***** Data listing
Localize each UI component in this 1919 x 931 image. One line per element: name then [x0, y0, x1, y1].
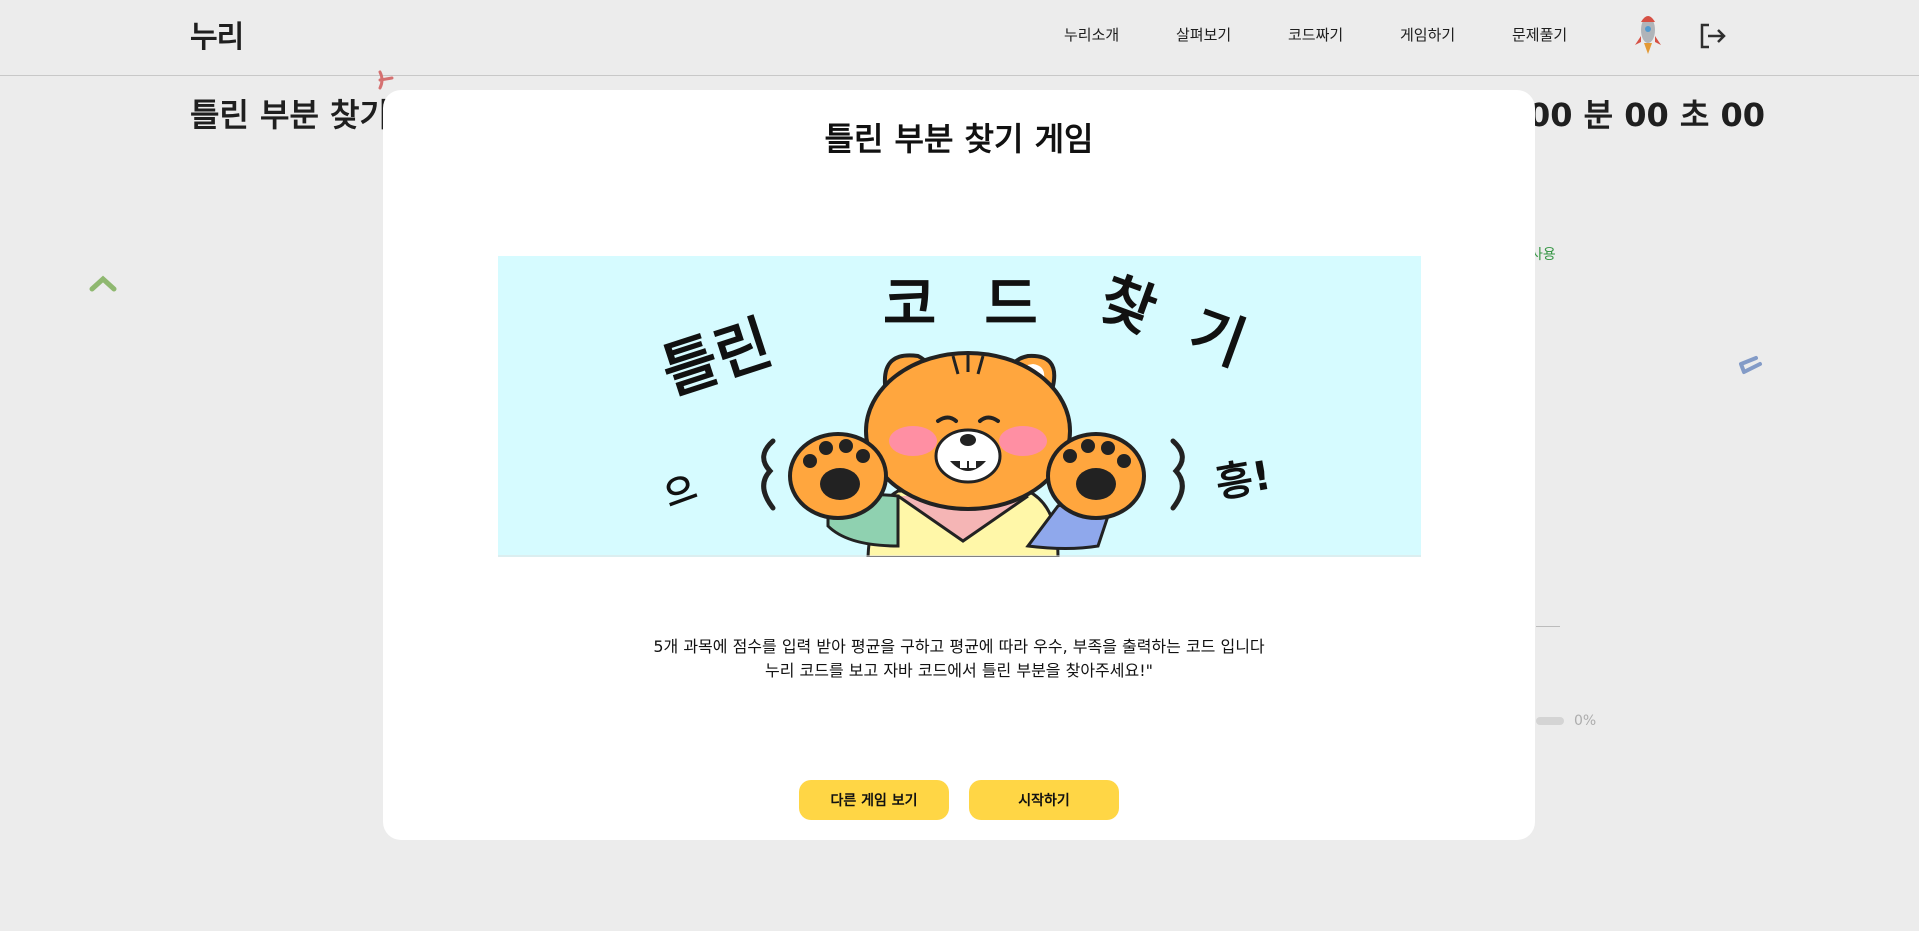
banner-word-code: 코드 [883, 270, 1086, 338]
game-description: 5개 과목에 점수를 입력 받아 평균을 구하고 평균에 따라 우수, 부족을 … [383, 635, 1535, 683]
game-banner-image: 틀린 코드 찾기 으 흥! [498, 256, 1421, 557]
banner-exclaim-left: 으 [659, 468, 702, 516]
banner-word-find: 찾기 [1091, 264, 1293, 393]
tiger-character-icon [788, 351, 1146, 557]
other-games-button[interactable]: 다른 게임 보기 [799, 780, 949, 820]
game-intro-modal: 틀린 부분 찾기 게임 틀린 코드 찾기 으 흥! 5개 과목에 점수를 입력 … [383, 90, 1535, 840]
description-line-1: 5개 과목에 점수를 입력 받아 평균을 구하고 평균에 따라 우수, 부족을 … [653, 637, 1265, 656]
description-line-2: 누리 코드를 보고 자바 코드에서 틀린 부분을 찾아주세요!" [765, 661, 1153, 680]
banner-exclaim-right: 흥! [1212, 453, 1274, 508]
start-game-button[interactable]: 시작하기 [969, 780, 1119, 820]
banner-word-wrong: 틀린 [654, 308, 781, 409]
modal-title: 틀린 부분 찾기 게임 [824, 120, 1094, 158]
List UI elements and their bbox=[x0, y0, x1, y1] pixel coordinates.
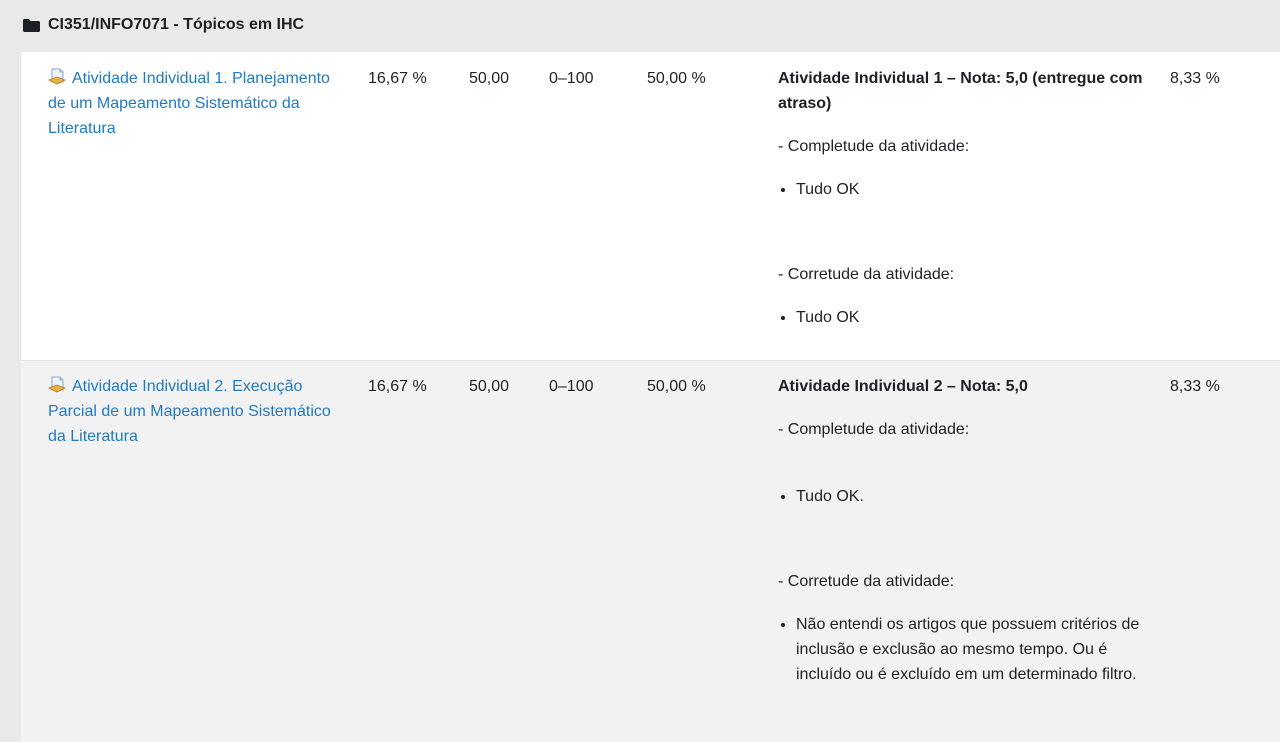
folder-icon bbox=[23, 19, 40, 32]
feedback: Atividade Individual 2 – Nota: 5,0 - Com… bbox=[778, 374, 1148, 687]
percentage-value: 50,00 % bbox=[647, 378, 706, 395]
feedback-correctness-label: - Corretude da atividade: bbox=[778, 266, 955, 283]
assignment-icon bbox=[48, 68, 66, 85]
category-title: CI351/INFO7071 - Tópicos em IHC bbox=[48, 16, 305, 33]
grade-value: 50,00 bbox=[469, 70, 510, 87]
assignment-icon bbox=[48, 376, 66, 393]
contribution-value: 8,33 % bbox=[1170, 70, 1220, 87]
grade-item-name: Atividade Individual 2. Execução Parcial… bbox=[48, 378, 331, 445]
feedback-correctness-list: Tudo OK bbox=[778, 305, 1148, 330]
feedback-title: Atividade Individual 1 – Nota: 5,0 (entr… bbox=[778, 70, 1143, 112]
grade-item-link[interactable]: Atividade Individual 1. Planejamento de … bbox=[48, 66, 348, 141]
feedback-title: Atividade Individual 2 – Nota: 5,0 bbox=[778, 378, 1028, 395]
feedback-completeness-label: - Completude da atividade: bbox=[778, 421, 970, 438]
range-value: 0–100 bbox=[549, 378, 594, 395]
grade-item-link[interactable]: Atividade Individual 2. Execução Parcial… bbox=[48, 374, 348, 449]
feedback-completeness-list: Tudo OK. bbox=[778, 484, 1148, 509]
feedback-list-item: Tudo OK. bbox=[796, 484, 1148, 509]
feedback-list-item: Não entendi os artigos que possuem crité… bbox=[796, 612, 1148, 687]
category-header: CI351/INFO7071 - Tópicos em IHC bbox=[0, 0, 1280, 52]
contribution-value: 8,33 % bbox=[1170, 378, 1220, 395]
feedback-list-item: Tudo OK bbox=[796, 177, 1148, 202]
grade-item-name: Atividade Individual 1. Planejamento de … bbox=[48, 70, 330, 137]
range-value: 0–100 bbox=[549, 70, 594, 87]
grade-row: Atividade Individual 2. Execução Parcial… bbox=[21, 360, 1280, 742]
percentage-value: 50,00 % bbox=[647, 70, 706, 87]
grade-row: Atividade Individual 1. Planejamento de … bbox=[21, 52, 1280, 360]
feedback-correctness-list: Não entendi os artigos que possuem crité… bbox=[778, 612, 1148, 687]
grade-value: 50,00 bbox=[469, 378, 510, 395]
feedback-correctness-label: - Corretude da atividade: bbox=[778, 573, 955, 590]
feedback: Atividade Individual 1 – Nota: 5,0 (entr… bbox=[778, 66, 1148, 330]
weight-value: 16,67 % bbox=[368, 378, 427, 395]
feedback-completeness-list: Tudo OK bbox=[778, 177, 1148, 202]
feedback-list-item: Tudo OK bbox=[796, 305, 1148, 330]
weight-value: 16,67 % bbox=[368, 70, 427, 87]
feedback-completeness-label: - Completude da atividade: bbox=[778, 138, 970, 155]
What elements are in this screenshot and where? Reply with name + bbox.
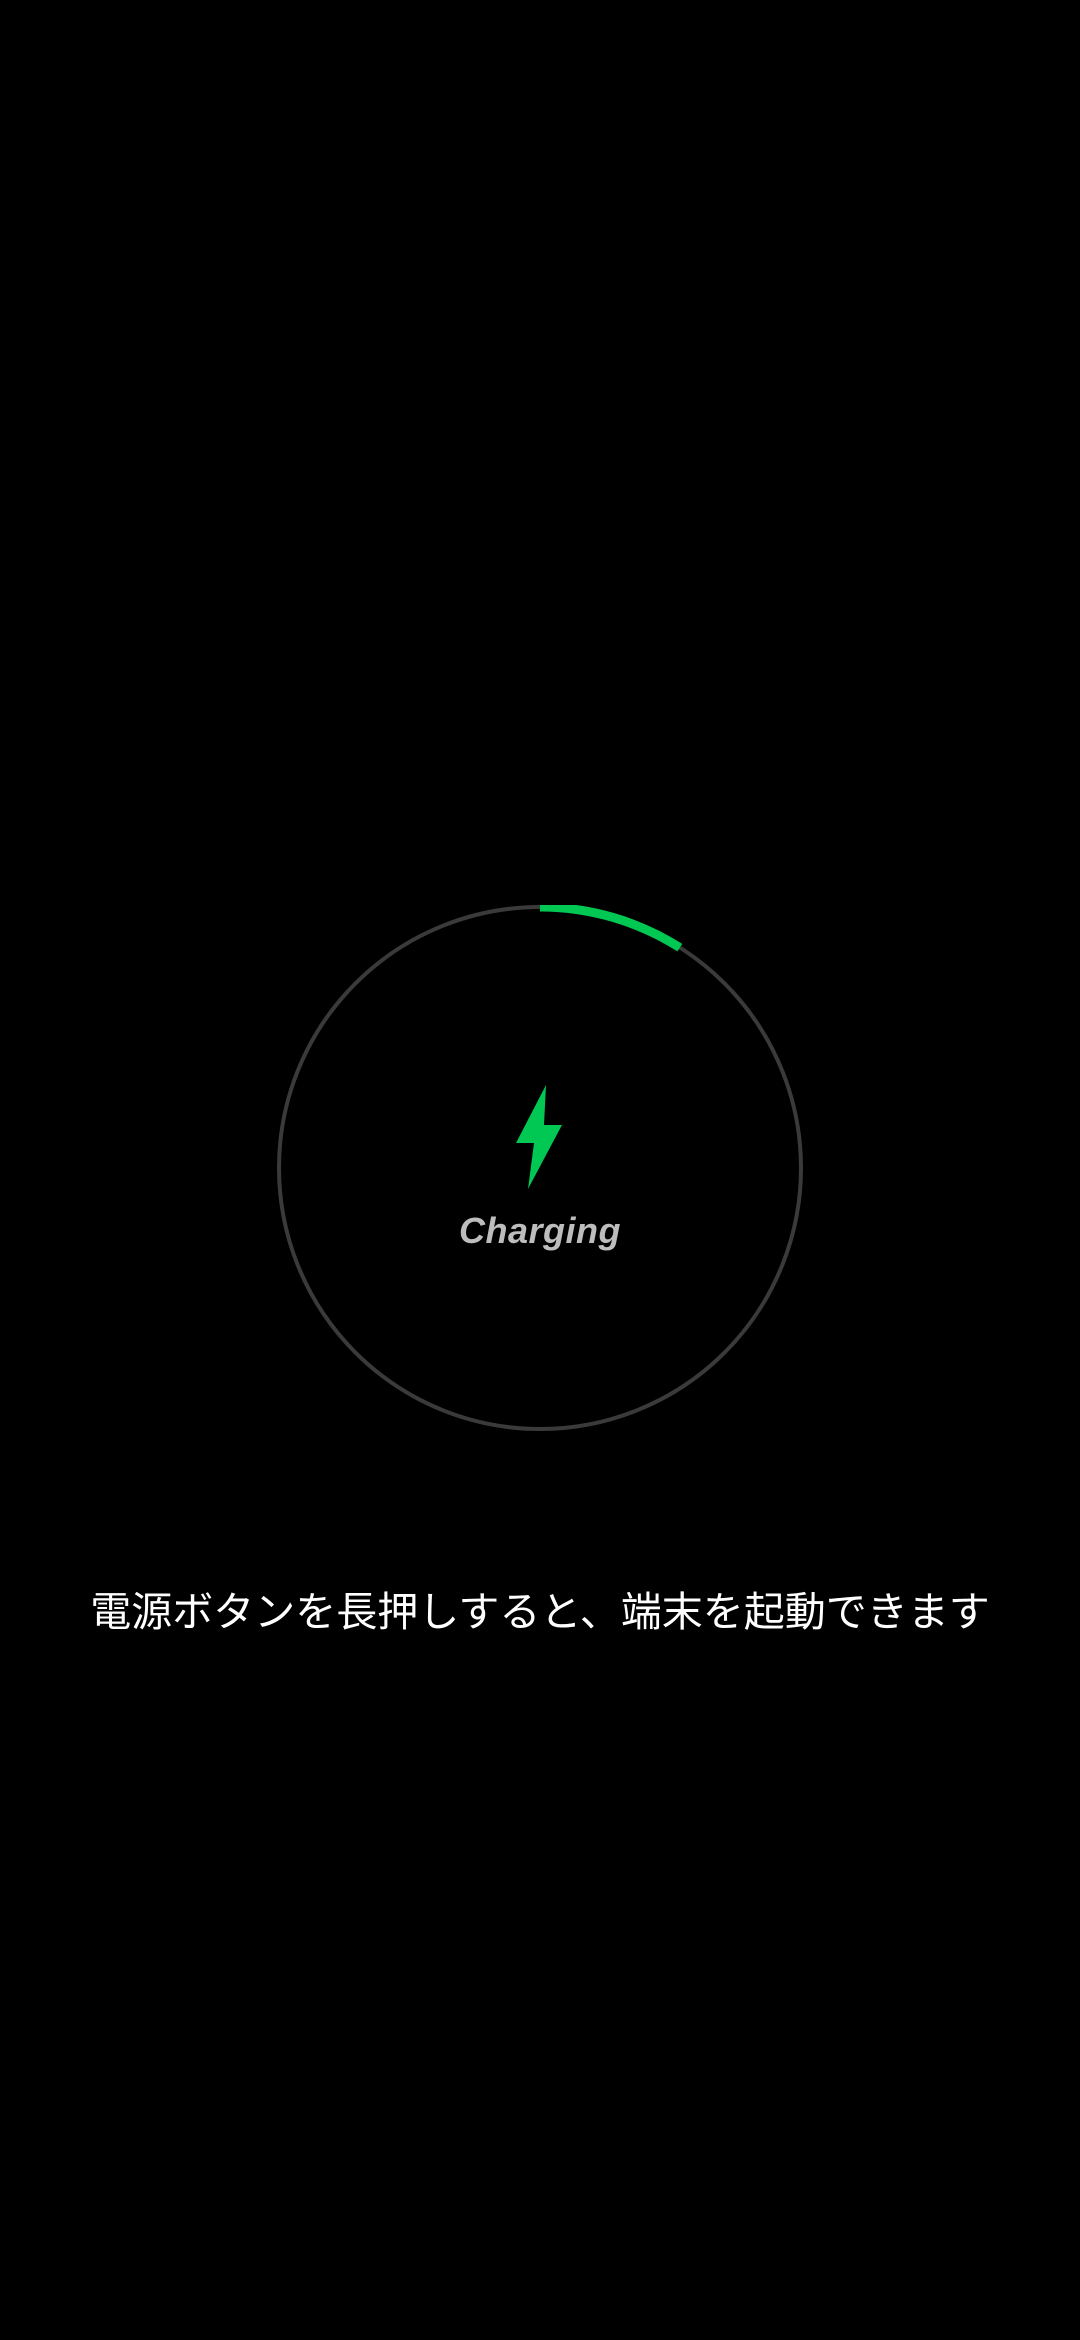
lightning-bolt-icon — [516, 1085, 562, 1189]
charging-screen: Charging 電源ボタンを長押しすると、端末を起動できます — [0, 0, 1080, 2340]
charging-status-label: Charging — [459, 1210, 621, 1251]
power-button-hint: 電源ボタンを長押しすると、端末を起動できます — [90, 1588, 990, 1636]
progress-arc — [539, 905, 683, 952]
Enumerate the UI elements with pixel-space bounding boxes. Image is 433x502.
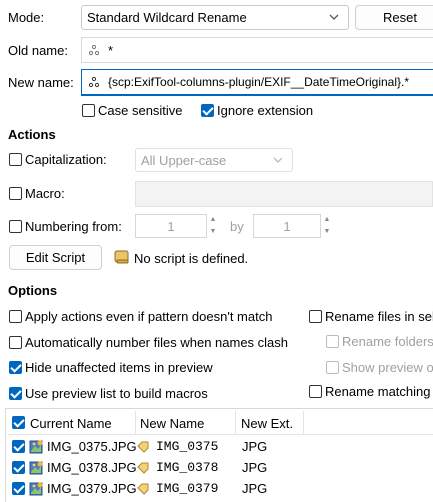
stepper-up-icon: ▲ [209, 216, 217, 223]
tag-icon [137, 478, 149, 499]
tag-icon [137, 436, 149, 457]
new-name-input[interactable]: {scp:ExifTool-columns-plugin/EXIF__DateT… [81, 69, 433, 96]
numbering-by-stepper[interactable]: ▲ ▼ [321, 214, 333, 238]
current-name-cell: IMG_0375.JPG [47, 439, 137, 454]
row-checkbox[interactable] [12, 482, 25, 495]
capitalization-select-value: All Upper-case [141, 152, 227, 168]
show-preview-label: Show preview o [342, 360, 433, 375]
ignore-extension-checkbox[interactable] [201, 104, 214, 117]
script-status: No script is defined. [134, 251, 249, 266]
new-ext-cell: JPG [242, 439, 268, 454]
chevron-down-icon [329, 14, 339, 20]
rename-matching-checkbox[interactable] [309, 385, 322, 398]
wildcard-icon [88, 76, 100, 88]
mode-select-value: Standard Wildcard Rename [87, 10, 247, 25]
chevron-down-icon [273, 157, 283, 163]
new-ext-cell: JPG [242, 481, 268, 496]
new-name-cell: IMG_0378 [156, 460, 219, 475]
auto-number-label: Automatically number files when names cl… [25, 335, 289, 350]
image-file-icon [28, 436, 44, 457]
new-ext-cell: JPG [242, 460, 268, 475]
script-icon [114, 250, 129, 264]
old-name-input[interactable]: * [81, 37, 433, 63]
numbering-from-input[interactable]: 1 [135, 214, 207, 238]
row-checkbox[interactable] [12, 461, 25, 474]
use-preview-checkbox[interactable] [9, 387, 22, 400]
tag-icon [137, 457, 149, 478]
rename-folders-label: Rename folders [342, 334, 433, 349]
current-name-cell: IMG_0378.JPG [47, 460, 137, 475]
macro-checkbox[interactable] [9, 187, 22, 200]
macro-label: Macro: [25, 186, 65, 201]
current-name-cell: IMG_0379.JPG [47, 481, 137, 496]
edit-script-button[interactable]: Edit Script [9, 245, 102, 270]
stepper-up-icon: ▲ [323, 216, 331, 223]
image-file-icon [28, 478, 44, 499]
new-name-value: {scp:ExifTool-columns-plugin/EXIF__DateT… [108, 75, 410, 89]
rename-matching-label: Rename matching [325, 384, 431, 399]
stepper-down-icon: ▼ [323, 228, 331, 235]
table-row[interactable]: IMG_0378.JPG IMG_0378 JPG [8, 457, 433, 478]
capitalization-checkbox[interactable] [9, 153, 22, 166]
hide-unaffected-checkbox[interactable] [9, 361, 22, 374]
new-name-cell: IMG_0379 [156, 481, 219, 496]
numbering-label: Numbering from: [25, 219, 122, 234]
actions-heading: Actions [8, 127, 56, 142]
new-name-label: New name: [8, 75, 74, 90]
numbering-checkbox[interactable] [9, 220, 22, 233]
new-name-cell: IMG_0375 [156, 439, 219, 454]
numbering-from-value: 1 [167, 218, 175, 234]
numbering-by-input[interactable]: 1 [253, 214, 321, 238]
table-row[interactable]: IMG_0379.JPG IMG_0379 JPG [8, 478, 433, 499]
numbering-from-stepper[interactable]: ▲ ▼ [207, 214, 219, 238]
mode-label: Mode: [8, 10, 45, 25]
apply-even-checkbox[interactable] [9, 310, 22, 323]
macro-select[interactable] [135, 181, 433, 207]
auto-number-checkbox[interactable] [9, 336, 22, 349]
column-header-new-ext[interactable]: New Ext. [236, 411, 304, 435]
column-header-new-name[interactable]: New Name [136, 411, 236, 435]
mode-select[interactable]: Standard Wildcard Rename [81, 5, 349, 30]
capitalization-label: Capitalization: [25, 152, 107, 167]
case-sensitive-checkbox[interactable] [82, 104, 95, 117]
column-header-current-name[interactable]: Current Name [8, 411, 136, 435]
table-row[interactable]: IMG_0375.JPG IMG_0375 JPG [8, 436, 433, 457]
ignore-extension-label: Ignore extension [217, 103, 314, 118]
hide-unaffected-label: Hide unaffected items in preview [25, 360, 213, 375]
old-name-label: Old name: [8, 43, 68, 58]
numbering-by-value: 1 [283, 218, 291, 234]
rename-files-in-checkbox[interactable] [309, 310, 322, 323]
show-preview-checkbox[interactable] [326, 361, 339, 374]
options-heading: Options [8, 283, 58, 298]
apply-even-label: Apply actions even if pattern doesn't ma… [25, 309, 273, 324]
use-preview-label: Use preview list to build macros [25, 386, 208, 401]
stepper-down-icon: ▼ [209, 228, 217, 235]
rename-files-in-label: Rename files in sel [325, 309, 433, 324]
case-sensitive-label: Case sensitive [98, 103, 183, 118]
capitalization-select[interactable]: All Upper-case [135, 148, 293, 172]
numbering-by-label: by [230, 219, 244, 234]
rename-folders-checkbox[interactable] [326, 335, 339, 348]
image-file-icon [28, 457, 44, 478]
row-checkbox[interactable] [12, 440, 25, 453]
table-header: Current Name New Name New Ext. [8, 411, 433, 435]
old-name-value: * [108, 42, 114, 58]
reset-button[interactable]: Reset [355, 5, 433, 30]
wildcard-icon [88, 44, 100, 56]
**********
» **Short task**: Return the lines of the data above verbatim, beginning at the line that contains "banner-word-code: 코드 [883, 270, 1086, 338]" and ending after the line that contains "List UI elements".

» **Final answer**:
banner-word-code: 코드 [883, 270, 1086, 338]
game-description: 5개 과목에 점수를 입력 받아 평균을 구하고 평균에 따라 우수, 부족을 … [383, 635, 1535, 683]
game-banner-image: 틀린 코드 찾기 으 흥! [498, 256, 1421, 557]
banner-exclaim-left: 으 [659, 468, 702, 516]
banner-word-find: 찾기 [1091, 264, 1293, 393]
tiger-character-icon [788, 351, 1146, 557]
other-games-button[interactable]: 다른 게임 보기 [799, 780, 949, 820]
game-intro-modal: 틀린 부분 찾기 게임 틀린 코드 찾기 으 흥! 5개 과목에 점수를 입력 … [383, 90, 1535, 840]
description-line-1: 5개 과목에 점수를 입력 받아 평균을 구하고 평균에 따라 우수, 부족을 … [653, 637, 1265, 656]
description-line-2: 누리 코드를 보고 자바 코드에서 틀린 부분을 찾아주세요!" [765, 661, 1153, 680]
banner-exclaim-right: 흥! [1212, 453, 1274, 508]
start-game-button[interactable]: 시작하기 [969, 780, 1119, 820]
banner-word-wrong: 틀린 [654, 308, 781, 409]
modal-title: 틀린 부분 찾기 게임 [824, 120, 1094, 158]
List UI elements and their bbox=[x0, y0, x1, y1] pixel coordinates.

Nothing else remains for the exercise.